[Records from a dataset]

((

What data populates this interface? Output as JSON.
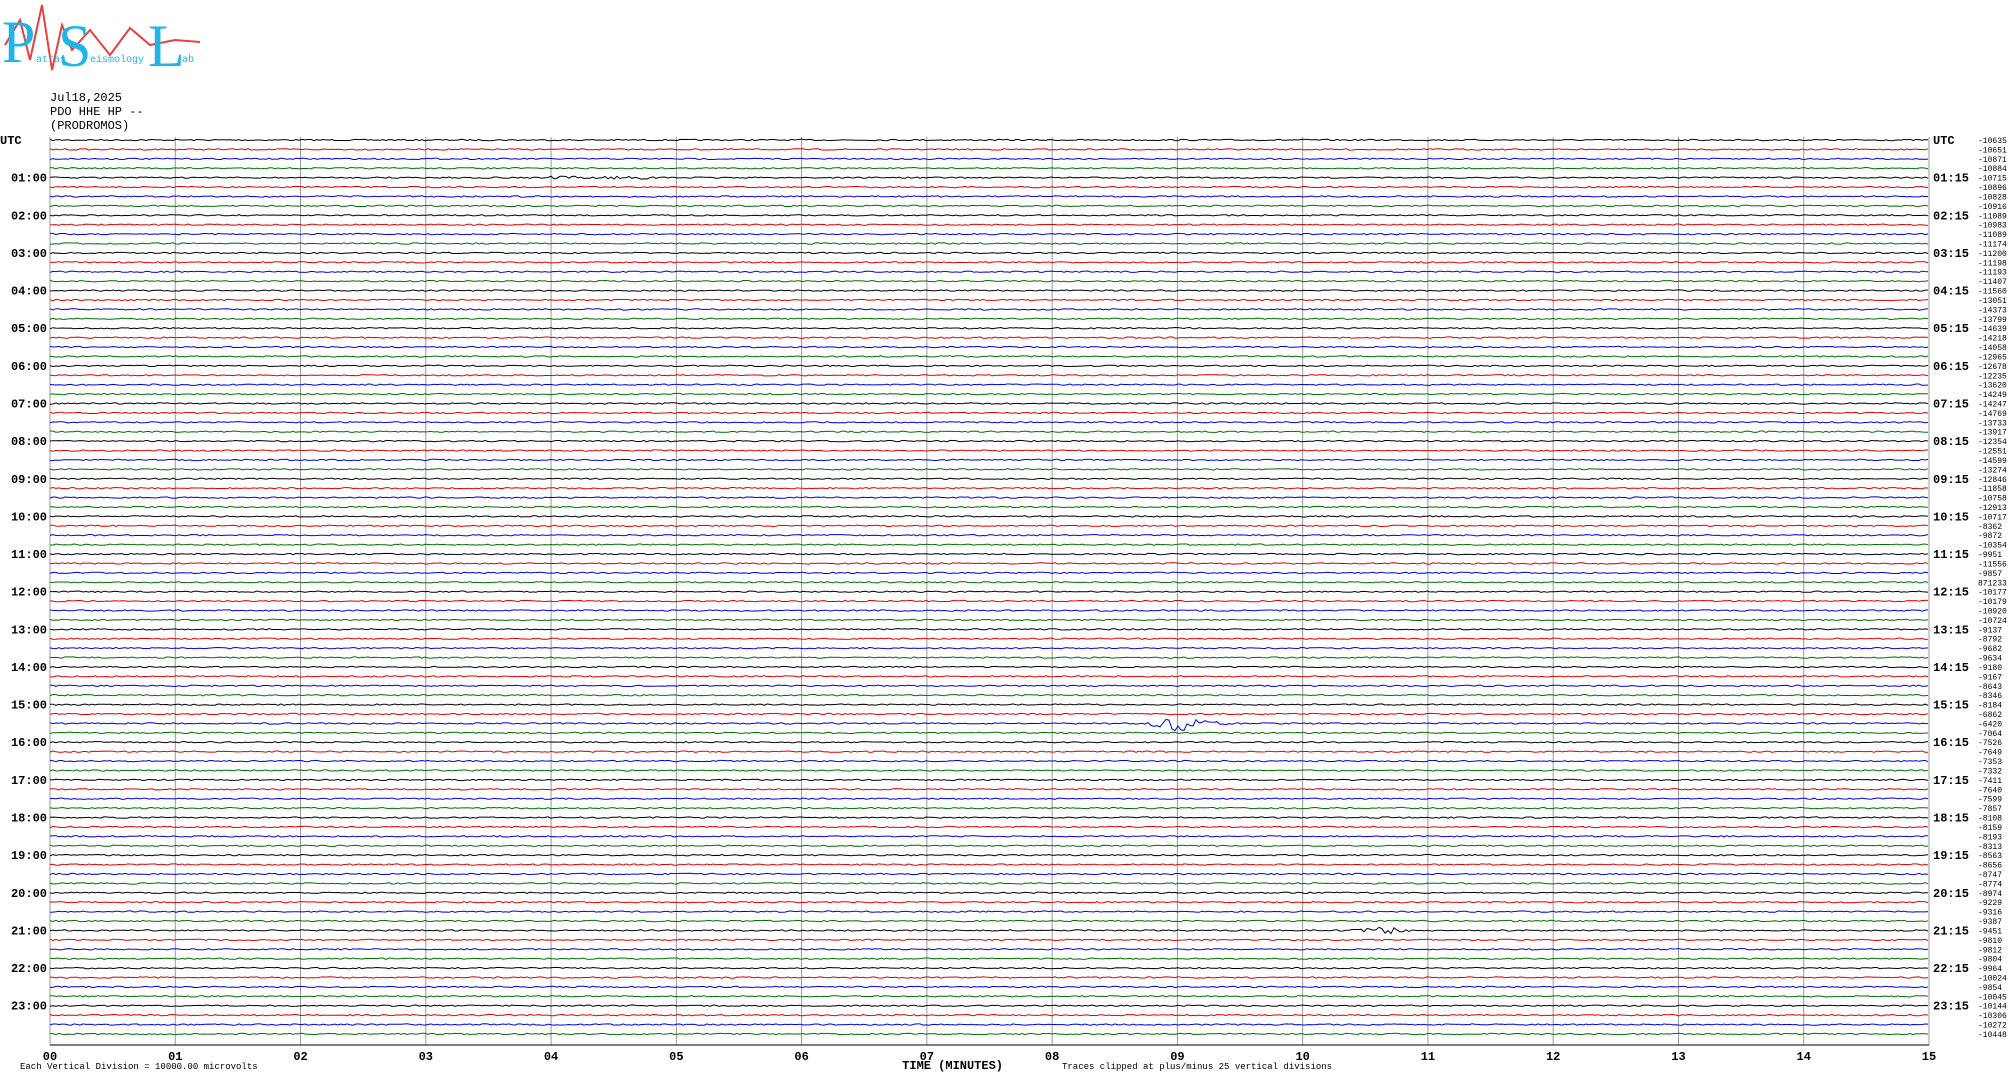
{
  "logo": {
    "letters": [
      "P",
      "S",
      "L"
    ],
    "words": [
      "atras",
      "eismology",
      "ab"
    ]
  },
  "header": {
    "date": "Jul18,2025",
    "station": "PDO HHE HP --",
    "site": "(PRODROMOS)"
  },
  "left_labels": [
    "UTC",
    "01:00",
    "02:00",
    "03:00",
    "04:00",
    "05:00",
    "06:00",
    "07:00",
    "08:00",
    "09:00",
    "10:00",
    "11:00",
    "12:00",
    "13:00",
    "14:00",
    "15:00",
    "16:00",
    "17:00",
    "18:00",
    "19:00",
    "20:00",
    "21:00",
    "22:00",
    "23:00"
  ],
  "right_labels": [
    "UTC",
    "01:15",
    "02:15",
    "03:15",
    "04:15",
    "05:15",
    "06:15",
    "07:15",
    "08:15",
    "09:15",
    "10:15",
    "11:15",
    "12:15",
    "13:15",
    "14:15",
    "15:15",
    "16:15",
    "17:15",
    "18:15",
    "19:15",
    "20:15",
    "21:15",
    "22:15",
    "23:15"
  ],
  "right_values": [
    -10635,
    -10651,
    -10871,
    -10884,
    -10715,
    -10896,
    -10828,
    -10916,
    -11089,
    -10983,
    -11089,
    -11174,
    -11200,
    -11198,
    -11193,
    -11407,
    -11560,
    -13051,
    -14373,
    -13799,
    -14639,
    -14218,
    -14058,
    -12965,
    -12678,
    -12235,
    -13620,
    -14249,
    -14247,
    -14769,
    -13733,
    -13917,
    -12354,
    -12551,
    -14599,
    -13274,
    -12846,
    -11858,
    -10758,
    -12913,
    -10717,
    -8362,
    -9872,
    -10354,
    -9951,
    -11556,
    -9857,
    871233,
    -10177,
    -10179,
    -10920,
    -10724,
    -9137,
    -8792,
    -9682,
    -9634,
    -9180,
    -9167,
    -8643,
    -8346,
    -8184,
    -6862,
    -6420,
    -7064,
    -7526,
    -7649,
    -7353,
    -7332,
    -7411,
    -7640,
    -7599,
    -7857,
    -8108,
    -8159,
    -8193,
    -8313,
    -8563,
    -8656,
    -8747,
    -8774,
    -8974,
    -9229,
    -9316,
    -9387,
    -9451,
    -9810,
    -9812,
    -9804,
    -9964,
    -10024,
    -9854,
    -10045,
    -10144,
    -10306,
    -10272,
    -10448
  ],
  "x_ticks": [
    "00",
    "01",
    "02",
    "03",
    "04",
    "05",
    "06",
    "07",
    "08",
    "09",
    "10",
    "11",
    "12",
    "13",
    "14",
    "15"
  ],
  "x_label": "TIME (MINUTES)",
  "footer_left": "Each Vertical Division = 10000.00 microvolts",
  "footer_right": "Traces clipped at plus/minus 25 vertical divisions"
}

))
((

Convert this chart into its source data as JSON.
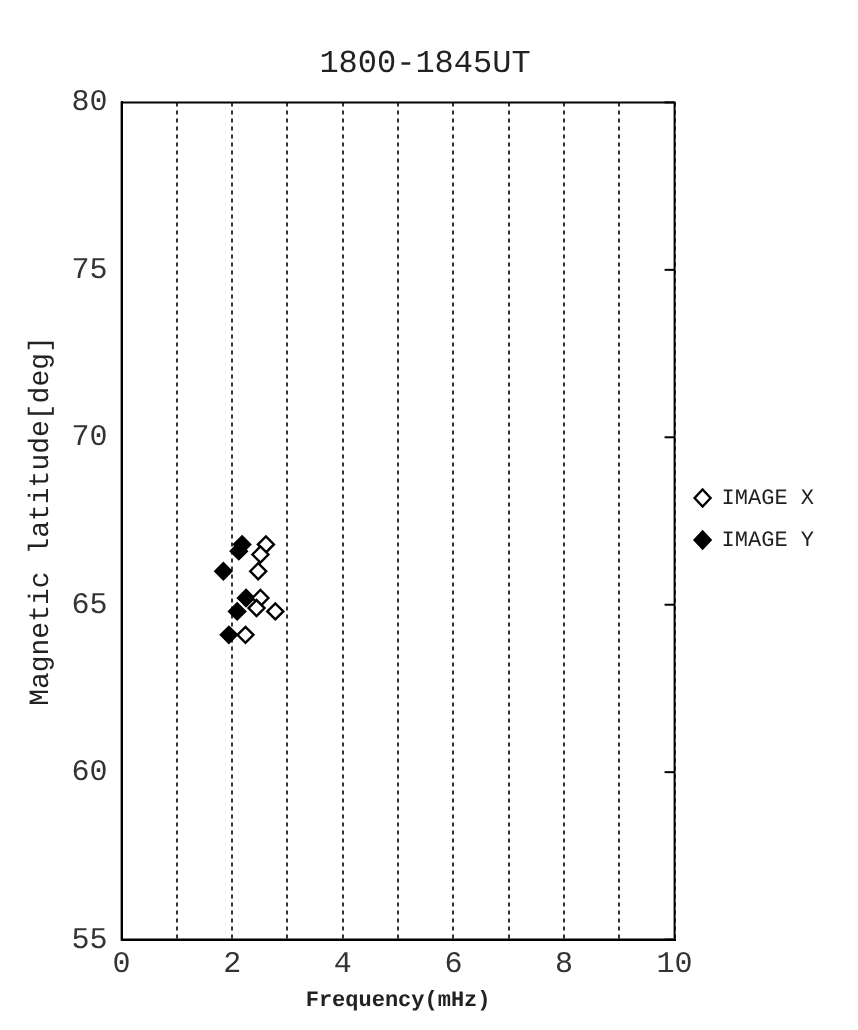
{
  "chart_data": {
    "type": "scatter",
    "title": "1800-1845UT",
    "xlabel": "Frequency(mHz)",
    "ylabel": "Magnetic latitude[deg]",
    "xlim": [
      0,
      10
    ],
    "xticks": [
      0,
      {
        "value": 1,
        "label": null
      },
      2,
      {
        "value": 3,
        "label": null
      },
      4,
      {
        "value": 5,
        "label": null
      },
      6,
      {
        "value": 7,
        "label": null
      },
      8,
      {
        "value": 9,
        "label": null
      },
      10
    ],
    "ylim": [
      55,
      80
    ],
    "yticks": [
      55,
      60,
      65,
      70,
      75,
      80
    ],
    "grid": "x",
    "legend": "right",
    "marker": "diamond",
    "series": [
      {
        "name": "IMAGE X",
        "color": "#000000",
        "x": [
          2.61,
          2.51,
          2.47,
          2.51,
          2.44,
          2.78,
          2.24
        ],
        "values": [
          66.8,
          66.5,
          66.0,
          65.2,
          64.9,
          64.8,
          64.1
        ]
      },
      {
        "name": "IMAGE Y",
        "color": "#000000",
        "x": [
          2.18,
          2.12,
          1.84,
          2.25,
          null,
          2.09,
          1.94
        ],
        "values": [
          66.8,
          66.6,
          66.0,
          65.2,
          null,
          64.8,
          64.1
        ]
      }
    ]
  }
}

))
((

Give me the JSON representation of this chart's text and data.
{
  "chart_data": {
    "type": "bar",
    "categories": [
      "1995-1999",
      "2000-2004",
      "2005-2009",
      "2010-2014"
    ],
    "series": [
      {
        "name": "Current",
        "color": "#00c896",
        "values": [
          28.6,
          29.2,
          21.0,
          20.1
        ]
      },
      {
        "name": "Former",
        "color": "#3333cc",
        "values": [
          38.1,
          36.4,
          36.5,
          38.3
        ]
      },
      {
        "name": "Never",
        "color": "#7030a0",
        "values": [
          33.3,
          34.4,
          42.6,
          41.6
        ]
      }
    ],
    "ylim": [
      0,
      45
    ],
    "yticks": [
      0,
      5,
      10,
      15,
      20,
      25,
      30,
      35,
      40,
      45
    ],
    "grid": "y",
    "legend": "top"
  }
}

))

# STATED PROBLEM
Count the lines of the data that include the string "color", and give only that number.

# FULL ANSWER
5